(Extracts from a graphics dataset)

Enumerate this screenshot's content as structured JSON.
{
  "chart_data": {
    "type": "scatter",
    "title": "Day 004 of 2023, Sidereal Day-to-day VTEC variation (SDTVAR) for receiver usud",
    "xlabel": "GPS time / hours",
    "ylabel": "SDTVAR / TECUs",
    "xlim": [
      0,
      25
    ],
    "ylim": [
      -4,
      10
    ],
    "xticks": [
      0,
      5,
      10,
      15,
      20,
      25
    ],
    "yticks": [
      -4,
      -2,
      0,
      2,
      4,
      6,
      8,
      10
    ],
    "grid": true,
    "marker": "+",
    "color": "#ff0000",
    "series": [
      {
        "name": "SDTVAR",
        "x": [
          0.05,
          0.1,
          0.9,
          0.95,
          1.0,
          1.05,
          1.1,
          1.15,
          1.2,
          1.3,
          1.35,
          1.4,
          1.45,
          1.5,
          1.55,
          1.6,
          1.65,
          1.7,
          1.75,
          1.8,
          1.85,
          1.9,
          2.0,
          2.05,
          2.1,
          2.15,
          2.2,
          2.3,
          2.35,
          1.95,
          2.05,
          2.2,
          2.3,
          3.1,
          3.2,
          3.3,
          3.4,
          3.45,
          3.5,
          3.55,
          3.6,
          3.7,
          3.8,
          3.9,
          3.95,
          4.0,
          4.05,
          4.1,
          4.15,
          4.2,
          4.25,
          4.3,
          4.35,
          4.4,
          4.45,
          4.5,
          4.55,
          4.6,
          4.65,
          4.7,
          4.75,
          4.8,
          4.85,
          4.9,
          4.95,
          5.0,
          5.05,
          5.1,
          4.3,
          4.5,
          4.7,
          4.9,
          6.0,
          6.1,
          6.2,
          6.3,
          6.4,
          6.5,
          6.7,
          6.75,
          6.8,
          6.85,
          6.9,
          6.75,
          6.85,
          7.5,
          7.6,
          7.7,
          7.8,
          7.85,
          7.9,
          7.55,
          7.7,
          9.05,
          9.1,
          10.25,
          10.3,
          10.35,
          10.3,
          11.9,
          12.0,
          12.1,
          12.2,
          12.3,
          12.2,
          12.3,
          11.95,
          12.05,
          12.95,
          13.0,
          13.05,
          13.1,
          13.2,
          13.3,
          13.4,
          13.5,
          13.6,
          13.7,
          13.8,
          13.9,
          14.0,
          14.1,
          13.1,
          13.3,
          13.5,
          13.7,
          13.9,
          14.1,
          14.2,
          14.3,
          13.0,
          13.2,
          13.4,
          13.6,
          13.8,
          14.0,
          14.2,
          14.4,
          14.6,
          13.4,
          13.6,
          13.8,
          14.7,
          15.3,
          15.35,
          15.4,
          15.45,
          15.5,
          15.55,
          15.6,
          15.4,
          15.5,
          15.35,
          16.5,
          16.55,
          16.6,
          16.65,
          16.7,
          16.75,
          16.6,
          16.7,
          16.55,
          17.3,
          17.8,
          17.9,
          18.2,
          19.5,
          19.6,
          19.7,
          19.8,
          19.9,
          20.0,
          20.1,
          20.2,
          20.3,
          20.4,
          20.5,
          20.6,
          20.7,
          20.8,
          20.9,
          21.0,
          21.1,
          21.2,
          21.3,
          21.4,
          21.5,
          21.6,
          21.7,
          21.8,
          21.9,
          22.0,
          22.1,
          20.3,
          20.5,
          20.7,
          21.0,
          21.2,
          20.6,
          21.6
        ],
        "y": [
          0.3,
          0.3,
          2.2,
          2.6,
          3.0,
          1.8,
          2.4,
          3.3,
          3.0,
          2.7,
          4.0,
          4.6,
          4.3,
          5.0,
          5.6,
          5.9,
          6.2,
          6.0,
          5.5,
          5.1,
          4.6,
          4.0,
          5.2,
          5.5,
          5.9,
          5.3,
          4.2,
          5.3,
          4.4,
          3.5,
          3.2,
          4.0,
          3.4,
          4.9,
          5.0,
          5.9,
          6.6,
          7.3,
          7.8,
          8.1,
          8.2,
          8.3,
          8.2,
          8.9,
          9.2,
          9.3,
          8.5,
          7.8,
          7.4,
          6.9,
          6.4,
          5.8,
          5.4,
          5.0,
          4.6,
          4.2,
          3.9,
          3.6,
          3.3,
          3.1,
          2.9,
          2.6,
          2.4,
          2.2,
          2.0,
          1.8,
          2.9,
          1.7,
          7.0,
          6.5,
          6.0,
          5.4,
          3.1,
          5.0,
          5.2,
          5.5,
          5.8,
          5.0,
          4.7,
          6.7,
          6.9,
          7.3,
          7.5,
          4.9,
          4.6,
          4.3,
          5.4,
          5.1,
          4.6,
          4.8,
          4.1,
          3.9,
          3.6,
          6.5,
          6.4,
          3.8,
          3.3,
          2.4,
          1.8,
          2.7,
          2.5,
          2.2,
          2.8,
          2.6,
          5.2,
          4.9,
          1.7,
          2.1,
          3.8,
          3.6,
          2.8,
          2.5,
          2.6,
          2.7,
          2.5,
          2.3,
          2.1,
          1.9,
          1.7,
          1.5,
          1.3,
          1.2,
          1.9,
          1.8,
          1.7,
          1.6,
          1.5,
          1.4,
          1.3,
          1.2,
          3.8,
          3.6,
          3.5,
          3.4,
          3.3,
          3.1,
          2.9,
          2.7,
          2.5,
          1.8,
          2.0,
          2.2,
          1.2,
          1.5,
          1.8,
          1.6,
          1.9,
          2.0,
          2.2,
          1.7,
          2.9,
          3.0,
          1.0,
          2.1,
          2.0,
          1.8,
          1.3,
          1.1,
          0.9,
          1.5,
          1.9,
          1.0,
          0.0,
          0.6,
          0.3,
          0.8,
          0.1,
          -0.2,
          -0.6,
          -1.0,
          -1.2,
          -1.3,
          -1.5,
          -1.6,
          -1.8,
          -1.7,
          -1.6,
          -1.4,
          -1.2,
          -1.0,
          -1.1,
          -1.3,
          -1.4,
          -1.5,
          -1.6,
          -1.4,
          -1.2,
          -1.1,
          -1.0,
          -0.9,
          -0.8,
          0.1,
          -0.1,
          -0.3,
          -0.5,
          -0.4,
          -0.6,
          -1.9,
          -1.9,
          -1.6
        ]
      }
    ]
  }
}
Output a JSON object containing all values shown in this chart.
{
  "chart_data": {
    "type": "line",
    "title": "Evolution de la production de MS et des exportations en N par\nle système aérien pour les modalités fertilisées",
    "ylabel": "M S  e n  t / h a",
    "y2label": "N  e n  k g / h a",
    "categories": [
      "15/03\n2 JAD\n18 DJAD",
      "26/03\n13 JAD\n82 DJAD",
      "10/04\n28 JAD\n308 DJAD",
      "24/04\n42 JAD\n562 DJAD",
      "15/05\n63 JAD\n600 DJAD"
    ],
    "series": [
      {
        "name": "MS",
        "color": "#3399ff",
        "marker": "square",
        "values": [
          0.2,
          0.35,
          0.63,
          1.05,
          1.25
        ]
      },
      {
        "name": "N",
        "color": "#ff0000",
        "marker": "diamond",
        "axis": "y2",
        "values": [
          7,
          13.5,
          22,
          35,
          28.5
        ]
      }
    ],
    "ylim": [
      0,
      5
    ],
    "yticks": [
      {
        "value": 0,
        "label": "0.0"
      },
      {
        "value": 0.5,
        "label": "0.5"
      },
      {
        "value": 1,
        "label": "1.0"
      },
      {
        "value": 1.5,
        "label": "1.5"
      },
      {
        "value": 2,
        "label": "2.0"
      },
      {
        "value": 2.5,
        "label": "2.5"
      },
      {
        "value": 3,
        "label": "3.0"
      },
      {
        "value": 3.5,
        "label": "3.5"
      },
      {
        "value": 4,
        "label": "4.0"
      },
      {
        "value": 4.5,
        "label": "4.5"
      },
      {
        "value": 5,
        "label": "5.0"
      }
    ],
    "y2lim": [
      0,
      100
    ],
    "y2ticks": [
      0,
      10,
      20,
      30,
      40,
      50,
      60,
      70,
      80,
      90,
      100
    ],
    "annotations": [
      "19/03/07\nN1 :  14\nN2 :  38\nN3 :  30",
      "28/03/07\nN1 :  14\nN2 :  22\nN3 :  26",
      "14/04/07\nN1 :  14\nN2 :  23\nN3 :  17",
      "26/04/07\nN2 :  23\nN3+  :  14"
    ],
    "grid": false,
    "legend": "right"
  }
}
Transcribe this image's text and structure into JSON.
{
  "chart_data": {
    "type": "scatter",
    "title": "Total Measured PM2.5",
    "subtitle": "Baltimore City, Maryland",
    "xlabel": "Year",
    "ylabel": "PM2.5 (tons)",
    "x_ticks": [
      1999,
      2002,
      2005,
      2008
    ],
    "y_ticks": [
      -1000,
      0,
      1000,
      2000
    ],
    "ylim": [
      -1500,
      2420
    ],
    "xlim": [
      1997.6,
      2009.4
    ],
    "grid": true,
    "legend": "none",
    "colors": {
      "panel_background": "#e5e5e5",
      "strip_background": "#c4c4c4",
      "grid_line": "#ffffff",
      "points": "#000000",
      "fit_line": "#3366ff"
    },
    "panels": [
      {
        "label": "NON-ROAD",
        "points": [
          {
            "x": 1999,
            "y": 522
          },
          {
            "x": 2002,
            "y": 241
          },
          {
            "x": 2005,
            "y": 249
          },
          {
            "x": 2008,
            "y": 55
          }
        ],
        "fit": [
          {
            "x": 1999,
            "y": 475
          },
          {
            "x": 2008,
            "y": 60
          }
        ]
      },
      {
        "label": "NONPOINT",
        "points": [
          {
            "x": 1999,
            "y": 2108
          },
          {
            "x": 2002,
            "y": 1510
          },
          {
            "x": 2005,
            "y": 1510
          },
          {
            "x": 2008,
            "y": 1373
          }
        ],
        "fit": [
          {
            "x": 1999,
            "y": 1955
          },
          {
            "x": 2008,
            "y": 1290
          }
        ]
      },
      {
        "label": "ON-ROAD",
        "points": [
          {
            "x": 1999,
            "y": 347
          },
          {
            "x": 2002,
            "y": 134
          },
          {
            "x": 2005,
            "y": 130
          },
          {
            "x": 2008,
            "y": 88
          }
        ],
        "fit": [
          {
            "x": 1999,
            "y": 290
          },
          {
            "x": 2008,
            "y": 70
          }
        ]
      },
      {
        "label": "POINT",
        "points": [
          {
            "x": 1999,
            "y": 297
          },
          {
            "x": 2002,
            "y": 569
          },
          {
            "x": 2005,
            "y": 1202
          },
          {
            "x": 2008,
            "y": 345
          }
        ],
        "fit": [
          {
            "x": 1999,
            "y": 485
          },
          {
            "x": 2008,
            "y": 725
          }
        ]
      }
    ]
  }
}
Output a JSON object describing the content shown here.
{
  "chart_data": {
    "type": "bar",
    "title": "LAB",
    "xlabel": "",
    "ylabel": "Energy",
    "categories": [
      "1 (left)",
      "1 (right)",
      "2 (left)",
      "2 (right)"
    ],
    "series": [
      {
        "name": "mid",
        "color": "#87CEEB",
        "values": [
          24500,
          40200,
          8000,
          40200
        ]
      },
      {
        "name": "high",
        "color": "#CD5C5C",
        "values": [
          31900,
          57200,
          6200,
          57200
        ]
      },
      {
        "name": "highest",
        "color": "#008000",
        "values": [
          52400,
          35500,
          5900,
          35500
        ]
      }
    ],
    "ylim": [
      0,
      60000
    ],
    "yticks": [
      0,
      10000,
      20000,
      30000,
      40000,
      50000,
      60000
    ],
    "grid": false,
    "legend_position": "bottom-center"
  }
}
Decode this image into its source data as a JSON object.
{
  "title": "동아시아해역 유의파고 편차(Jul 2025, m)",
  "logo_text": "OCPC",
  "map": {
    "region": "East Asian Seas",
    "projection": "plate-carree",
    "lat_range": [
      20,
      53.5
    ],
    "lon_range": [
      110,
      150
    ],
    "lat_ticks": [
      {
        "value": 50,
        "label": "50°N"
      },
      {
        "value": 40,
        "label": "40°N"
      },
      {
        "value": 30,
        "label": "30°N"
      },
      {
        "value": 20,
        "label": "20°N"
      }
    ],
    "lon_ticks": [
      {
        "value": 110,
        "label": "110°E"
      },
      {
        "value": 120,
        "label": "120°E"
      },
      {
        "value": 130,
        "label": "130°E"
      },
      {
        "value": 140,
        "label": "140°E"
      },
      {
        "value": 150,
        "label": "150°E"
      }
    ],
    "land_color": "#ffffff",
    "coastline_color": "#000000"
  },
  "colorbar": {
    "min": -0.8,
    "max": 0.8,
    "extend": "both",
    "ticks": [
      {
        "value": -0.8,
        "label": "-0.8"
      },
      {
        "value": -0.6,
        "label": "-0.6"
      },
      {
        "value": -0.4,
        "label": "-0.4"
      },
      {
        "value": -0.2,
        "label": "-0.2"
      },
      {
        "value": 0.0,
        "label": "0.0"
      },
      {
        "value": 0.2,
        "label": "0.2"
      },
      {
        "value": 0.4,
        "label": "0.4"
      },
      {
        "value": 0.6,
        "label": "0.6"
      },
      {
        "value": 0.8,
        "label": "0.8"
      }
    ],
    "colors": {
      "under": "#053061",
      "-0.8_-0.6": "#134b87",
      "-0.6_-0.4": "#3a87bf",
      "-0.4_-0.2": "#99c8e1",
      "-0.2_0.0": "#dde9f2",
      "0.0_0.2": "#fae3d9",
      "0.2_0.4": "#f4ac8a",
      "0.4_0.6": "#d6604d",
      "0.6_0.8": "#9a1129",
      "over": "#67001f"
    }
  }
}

OBJECTIVE
Find and copy every line in the entries above where the string "ylabel" occurs.

RESPONSE TO THIS TASK
    "ylabel": "SDTVAR / TECUs",
    "ylabel": "M S  e n  t / h a",
    "ylabel": "PM2.5 (tons)",
    "ylabel": "Energy",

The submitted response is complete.